* _Given exercise_
Pick out all lines with the word "label" from the records that follow.

* _Records for the task_
— START —
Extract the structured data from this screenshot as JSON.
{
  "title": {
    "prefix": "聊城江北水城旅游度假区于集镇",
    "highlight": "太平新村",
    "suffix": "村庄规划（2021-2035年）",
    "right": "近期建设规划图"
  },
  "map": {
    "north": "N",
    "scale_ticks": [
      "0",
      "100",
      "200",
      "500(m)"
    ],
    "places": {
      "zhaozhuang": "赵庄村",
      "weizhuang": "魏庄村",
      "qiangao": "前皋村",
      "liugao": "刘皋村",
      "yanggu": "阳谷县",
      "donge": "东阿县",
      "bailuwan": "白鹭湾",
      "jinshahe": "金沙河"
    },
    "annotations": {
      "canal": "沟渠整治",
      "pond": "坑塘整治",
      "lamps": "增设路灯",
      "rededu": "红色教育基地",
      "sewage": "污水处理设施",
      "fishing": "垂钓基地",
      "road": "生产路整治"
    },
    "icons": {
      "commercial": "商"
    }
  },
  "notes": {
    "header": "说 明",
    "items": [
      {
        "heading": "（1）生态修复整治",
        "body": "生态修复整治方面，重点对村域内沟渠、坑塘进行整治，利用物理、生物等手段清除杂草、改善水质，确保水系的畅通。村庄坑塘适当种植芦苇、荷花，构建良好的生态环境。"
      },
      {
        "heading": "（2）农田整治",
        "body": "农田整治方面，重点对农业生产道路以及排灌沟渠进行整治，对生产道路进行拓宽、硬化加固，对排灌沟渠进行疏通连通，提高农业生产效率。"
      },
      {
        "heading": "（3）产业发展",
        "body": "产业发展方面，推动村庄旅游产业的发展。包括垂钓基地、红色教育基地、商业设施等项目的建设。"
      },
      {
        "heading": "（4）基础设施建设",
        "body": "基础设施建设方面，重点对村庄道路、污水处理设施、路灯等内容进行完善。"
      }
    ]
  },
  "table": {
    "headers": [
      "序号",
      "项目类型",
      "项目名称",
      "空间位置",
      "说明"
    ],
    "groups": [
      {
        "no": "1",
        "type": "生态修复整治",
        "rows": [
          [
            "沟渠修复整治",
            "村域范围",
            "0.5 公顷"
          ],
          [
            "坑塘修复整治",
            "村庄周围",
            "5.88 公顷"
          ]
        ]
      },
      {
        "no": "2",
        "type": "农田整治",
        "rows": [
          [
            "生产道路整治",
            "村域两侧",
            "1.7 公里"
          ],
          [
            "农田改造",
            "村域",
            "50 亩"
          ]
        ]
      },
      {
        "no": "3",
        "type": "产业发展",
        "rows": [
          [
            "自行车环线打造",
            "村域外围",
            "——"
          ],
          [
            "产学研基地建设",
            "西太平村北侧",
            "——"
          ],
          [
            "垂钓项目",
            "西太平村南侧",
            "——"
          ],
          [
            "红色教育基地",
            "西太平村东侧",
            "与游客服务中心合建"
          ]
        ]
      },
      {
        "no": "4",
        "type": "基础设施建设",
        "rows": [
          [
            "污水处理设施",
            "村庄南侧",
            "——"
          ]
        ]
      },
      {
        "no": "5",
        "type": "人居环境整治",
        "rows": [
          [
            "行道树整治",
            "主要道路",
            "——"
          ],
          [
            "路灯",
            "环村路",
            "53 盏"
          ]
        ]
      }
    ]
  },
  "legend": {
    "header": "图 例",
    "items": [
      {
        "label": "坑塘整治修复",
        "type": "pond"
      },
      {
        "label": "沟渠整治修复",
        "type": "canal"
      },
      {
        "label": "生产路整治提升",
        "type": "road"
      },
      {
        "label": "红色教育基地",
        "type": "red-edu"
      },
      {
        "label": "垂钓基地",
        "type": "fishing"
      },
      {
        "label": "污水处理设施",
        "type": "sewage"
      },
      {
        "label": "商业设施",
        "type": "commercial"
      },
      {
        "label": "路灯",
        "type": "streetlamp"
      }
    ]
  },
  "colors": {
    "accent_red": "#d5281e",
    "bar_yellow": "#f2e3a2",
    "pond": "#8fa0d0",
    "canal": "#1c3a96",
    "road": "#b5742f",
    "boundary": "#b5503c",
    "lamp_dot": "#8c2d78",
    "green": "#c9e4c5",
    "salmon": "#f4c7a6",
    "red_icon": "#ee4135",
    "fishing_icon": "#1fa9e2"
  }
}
— END —
* _Correct output_
        "label": "坑塘整治修复",
        "label": "沟渠整治修复",
        "label": "生产路整治提升",
        "label": "红色教育基地",
        "label": "垂钓基地",
        "label": "污水处理设施",
        "label": "商业设施",
        "label": "路灯",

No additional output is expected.